YOUR OBJECTIVE:
Filter the entries below, keeping every line that has the word "text".

________________

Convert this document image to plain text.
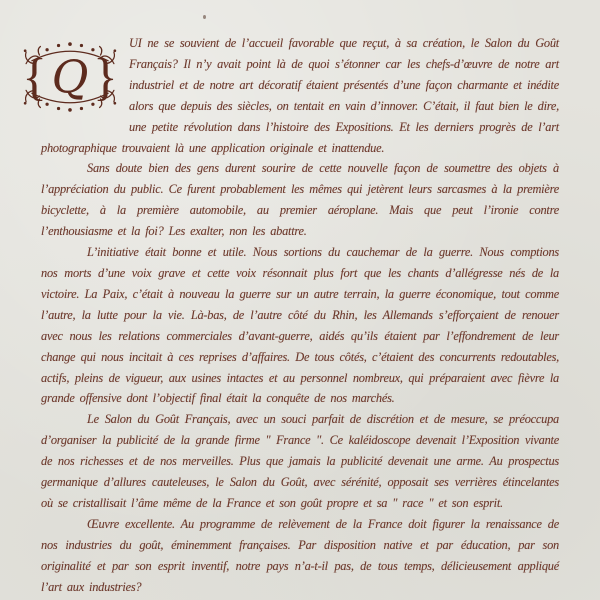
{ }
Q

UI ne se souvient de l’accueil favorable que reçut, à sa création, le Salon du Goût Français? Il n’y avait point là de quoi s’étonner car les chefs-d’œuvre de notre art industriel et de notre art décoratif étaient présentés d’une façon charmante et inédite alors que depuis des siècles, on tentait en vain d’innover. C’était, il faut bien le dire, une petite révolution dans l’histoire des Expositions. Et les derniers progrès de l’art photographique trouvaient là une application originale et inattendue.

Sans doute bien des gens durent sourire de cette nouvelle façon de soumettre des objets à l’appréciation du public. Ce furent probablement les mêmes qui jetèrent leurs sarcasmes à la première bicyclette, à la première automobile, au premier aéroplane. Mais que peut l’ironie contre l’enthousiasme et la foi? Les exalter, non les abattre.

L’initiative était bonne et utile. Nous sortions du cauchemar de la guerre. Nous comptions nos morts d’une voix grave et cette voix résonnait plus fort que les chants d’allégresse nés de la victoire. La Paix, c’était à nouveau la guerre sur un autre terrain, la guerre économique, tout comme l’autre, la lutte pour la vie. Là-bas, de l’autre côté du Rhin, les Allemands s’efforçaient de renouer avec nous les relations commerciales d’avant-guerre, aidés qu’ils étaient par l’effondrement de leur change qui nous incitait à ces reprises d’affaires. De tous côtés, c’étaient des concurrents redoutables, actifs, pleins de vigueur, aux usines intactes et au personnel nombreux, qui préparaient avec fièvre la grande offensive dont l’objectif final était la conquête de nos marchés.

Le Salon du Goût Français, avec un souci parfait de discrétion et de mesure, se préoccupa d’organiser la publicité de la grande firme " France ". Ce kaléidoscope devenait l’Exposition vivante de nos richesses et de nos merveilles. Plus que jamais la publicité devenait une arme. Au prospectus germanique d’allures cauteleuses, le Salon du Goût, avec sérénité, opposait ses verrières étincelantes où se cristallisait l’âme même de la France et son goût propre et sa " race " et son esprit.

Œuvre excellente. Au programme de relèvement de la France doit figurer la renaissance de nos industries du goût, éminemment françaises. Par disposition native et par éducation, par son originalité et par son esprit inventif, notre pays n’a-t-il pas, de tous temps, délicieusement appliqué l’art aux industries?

________________

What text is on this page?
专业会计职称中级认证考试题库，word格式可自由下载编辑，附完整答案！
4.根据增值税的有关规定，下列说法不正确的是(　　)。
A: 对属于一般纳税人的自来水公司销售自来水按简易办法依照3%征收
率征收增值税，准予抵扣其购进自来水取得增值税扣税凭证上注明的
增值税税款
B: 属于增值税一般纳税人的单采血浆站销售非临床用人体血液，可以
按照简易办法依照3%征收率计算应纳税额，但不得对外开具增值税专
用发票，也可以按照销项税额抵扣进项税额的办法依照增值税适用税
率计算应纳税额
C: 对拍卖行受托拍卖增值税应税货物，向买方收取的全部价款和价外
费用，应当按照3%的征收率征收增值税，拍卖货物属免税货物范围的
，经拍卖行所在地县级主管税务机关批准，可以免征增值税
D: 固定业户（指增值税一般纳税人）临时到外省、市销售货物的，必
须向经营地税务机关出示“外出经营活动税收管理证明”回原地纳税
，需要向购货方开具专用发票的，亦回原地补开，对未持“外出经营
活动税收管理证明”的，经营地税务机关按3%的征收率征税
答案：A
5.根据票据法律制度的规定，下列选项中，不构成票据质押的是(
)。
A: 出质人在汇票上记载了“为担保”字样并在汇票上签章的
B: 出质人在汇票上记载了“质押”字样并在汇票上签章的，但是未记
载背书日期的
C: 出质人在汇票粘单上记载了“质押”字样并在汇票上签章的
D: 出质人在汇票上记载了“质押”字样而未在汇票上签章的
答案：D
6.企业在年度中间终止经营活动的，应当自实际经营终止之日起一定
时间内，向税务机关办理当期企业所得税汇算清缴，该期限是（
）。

________________

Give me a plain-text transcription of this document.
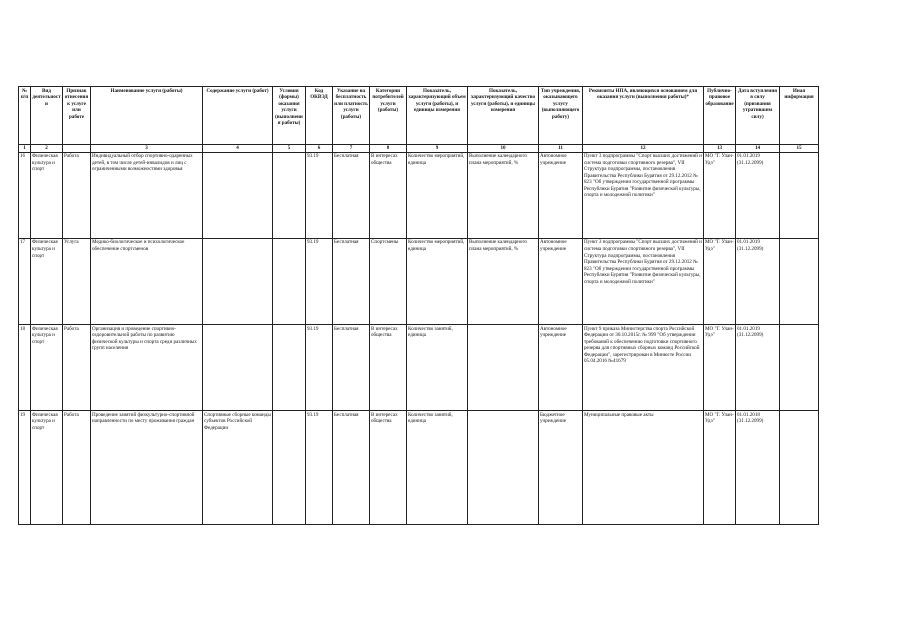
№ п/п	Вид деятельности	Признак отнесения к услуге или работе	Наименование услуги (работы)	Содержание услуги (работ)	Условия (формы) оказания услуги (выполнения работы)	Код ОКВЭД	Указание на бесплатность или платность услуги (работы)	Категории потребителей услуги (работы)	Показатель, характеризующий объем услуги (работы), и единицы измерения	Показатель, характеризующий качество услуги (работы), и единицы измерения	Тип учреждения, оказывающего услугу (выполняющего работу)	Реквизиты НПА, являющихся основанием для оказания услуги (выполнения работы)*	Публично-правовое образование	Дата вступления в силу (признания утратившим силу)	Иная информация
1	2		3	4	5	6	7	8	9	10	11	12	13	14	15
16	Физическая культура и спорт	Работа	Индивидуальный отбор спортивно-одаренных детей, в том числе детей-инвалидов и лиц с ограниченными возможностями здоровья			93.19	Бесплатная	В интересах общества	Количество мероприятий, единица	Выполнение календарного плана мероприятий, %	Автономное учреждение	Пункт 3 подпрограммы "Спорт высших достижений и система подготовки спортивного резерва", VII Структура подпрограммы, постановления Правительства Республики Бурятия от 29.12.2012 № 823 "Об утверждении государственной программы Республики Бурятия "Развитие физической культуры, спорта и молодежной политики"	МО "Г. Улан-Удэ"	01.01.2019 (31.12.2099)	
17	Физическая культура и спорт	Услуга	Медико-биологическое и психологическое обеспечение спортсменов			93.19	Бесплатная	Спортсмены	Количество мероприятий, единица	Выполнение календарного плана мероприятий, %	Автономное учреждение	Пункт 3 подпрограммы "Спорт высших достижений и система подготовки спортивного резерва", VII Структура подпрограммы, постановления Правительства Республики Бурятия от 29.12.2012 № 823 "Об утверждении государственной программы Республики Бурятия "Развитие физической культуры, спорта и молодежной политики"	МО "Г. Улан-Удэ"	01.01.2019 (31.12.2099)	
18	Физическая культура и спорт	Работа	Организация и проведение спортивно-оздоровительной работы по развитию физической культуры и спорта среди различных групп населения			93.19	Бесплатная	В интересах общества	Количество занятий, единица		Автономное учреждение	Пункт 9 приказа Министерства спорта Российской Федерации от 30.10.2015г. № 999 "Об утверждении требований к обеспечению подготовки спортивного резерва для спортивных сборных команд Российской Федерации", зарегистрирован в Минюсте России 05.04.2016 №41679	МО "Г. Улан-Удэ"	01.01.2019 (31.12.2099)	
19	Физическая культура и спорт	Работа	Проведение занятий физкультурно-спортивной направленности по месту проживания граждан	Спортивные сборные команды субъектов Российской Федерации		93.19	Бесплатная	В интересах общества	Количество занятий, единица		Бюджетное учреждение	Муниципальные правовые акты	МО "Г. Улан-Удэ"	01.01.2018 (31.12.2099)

________________

FINAL RESULT:
Convert this document image to plain text.
What text is on this page?
Give me a plain-text transcription of this document.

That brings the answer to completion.